### DIRECTION
Copy every line of the data that contains the string "missed".

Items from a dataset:
====
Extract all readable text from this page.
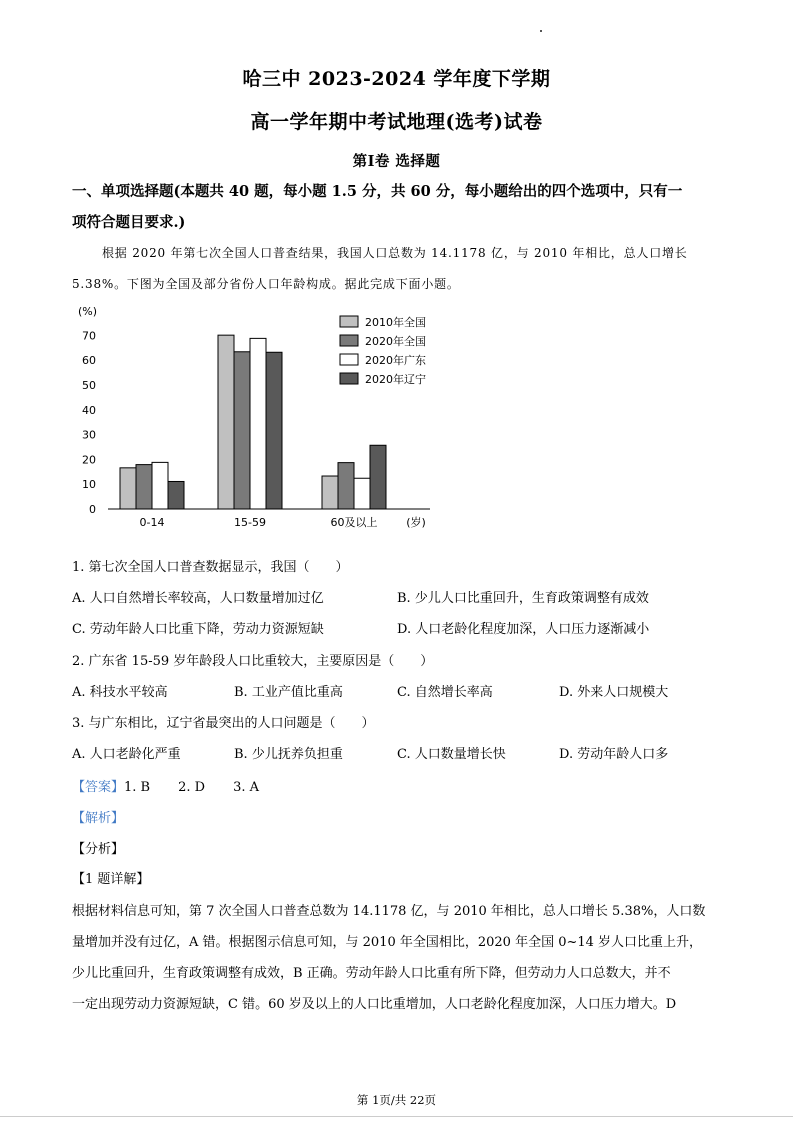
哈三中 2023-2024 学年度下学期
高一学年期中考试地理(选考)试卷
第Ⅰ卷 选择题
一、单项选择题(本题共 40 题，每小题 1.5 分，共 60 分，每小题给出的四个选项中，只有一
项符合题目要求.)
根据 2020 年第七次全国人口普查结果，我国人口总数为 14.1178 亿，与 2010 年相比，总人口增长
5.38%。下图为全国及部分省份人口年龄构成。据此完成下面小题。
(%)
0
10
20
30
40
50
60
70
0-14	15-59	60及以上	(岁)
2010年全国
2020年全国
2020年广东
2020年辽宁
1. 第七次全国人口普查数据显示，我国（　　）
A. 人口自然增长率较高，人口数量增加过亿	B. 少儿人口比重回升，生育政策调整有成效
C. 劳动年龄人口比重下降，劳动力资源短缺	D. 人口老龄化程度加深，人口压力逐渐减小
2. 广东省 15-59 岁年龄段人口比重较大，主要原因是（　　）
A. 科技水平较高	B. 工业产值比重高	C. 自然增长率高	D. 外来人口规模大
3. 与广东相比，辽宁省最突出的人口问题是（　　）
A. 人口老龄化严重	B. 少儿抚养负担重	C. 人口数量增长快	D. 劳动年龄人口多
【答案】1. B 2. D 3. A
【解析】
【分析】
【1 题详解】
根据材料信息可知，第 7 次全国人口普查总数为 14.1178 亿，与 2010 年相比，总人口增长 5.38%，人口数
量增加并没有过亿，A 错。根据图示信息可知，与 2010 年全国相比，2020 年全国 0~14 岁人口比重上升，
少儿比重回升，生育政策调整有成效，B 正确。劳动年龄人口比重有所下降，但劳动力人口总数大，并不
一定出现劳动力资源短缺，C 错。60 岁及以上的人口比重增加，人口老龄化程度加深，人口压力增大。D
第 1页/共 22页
====
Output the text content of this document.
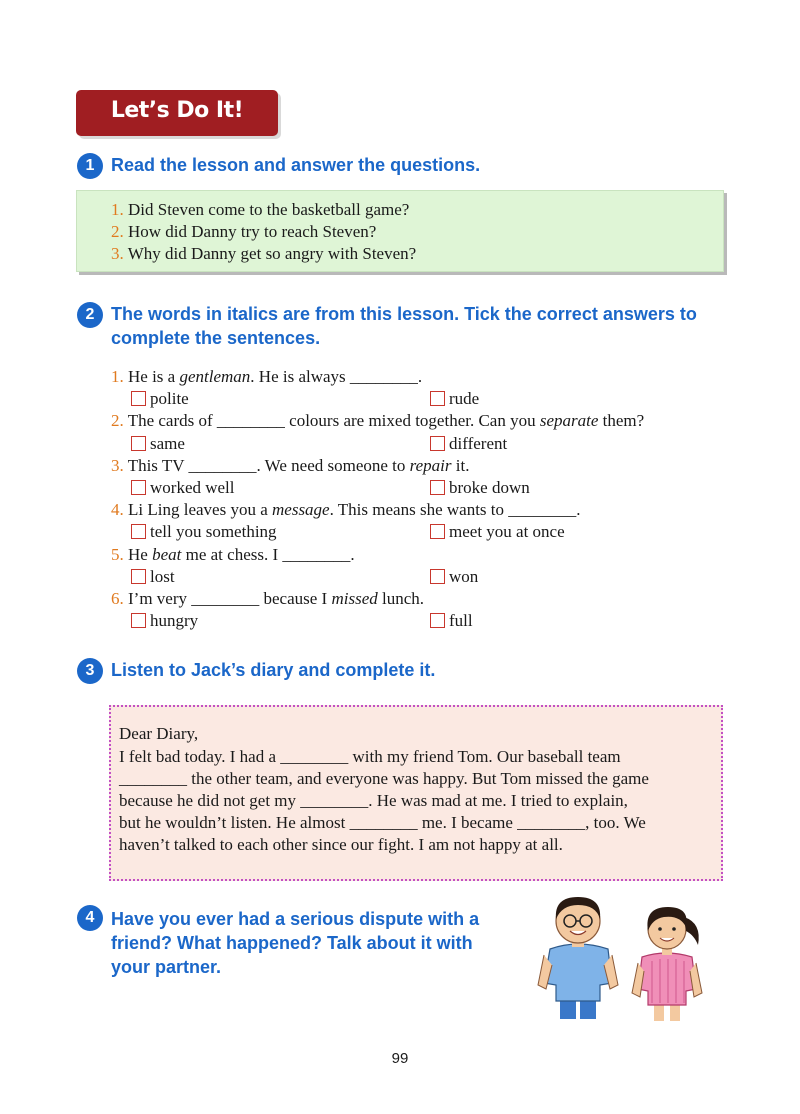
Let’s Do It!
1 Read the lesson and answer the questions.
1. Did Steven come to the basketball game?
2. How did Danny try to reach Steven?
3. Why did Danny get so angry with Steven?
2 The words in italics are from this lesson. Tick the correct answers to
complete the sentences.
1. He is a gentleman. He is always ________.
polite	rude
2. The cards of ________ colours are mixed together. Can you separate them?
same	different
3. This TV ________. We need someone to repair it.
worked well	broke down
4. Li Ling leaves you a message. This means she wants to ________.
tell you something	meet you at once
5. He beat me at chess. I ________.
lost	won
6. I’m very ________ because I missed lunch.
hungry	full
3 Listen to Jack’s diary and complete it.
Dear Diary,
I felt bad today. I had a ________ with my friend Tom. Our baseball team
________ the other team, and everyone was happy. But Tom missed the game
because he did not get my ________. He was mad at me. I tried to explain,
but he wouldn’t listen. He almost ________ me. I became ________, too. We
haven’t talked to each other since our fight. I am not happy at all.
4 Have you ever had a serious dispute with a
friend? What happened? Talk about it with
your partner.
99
====
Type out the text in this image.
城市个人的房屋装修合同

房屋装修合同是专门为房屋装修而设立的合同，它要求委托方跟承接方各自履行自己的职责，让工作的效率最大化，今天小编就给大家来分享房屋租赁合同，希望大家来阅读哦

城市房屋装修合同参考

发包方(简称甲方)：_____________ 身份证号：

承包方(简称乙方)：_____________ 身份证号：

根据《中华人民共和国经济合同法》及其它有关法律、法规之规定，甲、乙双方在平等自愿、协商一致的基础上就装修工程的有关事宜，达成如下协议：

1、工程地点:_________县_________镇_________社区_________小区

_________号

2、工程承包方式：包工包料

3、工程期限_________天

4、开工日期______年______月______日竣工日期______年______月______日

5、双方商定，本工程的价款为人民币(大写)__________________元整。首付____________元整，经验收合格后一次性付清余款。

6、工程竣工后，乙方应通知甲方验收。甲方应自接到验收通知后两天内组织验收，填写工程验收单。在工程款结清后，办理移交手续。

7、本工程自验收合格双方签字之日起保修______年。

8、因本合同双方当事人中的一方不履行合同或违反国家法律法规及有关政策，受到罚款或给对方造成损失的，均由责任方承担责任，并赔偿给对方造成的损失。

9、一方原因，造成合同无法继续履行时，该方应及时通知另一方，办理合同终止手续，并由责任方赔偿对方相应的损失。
====
### WRITTEN ANSWER
6. I’m very ________ because I missed lunch.
________ the other team, and everyone was happy. But Tom missed the game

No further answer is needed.